EXERCISE DESCRIPTION: Search the listing below for the string "configuration" and show each line that contains it.

________________________

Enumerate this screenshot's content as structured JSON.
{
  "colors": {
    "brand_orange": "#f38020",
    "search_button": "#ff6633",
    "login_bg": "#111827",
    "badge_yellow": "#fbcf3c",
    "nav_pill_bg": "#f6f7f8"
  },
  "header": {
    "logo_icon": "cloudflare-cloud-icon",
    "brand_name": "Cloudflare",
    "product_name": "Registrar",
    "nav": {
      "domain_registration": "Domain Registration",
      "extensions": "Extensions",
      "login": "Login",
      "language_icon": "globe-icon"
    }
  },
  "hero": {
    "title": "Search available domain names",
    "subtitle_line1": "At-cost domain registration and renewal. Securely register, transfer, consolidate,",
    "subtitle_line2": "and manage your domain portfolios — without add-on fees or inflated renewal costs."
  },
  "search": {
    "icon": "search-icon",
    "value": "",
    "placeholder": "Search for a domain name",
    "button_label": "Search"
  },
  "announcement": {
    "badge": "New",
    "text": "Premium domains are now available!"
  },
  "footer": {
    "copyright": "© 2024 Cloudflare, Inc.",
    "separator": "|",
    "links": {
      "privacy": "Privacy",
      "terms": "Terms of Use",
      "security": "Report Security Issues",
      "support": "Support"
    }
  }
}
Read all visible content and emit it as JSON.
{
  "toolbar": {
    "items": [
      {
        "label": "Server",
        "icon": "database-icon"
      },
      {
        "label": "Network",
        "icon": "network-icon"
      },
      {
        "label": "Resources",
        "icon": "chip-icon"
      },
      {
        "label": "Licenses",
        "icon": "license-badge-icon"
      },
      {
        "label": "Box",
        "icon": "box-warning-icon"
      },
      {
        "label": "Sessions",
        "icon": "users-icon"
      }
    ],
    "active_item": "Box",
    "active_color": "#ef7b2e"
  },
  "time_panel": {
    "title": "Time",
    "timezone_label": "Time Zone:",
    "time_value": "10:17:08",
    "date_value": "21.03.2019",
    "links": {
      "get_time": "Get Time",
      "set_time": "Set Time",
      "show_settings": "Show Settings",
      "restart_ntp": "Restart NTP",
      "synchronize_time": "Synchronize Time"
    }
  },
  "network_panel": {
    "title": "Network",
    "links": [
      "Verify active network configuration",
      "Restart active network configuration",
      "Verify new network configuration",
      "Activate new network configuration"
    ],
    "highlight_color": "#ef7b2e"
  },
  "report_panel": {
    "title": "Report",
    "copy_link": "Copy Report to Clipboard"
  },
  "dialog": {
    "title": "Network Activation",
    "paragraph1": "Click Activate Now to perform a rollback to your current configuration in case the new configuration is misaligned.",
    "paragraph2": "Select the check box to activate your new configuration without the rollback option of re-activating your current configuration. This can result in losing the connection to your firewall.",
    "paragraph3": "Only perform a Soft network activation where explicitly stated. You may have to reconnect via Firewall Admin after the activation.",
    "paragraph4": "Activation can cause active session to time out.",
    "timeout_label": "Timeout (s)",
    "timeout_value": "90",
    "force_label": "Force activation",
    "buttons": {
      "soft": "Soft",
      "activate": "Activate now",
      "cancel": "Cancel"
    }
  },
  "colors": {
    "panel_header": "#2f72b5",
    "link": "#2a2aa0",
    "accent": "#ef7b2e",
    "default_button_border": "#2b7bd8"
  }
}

________________________

REPLY:
      "Verify active network configuration",
      "Restart active network configuration",
      "Verify new network configuration",
      "Activate new network configuration"
    "paragraph1": "Click Activate Now to perform a rollback to your current configuration in case the new configuration is misaligned.",
    "paragraph2": "Select the check box to activate your new configuration without the rollback option of re-activating your current configuration. This can result in losing the connection to your firewall.",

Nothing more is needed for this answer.